◆ WHAT THE TASK REQUIRES ◆
Leave out the images; return the rest of the data exactly.

◆ PROVIDED RECORDS ◆

────────────────────

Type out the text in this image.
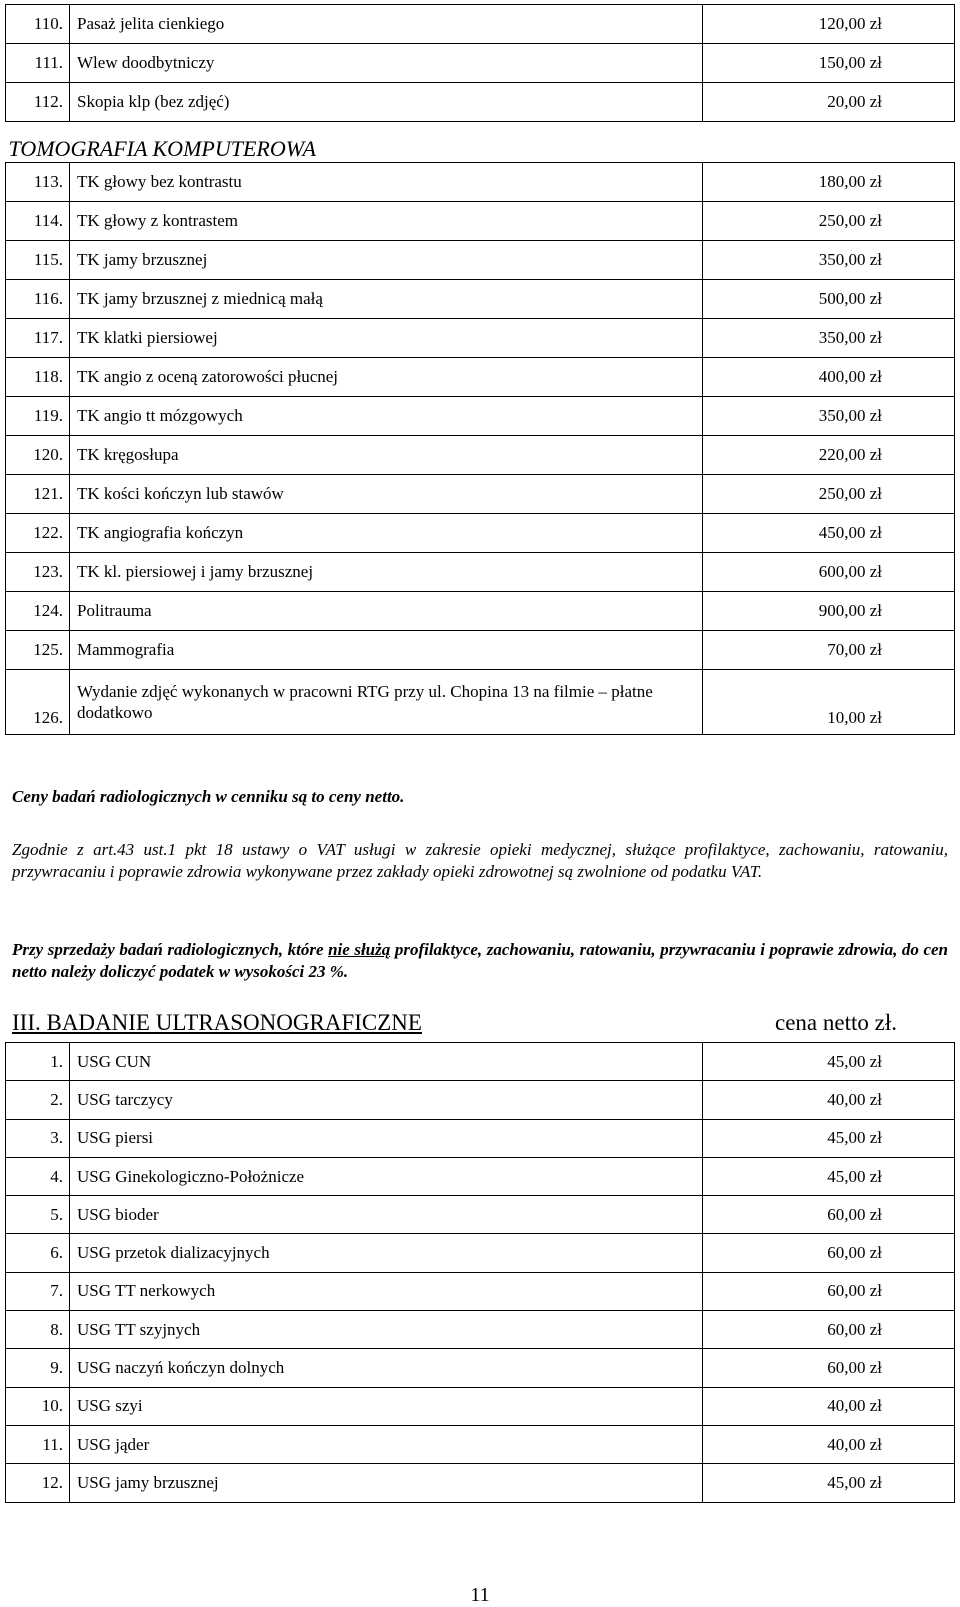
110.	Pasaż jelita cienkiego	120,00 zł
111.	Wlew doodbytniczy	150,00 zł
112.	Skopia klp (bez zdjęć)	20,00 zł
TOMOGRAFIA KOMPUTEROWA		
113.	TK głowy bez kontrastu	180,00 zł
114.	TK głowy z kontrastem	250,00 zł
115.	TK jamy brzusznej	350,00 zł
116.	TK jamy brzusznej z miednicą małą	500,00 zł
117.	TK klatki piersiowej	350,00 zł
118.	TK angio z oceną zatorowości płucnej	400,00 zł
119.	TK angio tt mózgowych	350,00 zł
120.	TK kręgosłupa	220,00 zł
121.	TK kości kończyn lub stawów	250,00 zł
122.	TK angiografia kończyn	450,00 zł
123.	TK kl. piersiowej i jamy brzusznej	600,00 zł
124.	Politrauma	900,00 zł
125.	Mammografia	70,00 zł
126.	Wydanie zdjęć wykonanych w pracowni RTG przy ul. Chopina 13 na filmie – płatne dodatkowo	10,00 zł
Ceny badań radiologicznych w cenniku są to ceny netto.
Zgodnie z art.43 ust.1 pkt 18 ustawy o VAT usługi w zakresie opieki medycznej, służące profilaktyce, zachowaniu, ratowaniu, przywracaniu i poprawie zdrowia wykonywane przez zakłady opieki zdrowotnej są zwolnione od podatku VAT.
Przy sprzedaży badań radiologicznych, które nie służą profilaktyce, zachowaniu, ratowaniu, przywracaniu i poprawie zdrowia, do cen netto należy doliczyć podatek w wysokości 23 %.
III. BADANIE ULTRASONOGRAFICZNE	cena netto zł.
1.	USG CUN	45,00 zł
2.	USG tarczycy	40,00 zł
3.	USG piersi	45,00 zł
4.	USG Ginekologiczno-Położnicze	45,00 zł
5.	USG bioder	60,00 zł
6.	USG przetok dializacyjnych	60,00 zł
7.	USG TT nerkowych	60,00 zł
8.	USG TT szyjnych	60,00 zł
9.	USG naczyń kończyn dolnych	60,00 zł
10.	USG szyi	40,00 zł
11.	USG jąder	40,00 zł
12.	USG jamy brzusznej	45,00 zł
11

────────────────────

◆ TASK RESPONSE ◆
Type out the text in this image.
110.	Pasaż jelita cienkiego	120,00 zł
111.	Wlew doodbytniczy	150,00 zł
112.	Skopia klp (bez zdjęć)	20,00 zł
TOMOGRAFIA KOMPUTEROWA		
113.	TK głowy bez kontrastu	180,00 zł
114.	TK głowy z kontrastem	250,00 zł
115.	TK jamy brzusznej	350,00 zł
116.	TK jamy brzusznej z miednicą małą	500,00 zł
117.	TK klatki piersiowej	350,00 zł
118.	TK angio z oceną zatorowości płucnej	400,00 zł
119.	TK angio tt mózgowych	350,00 zł
120.	TK kręgosłupa	220,00 zł
121.	TK kości kończyn lub stawów	250,00 zł
122.	TK angiografia kończyn	450,00 zł
123.	TK kl. piersiowej i jamy brzusznej	600,00 zł
124.	Politrauma	900,00 zł
125.	Mammografia	70,00 zł
126.	Wydanie zdjęć wykonanych w pracowni RTG przy ul. Chopina 13 na filmie – płatne dodatkowo	10,00 zł
Ceny badań radiologicznych w cenniku są to ceny netto.
Zgodnie z art.43 ust.1 pkt 18 ustawy o VAT usługi w zakresie opieki medycznej, służące profilaktyce, zachowaniu, ratowaniu, przywracaniu i poprawie zdrowia wykonywane przez zakłady opieki zdrowotnej są zwolnione od podatku VAT.
Przy sprzedaży badań radiologicznych, które nie służą profilaktyce, zachowaniu, ratowaniu, przywracaniu i poprawie zdrowia, do cen netto należy doliczyć podatek w wysokości 23 %.
III. BADANIE ULTRASONOGRAFICZNE	cena netto zł.
1.	USG CUN	45,00 zł
2.	USG tarczycy	40,00 zł
3.	USG piersi	45,00 zł
4.	USG Ginekologiczno-Położnicze	45,00 zł
5.	USG bioder	60,00 zł
6.	USG przetok dializacyjnych	60,00 zł
7.	USG TT nerkowych	60,00 zł
8.	USG TT szyjnych	60,00 zł
9.	USG naczyń kończyn dolnych	60,00 zł
10.	USG szyi	40,00 zł
11.	USG jąder	40,00 zł
12.	USG jamy brzusznej	45,00 zł
11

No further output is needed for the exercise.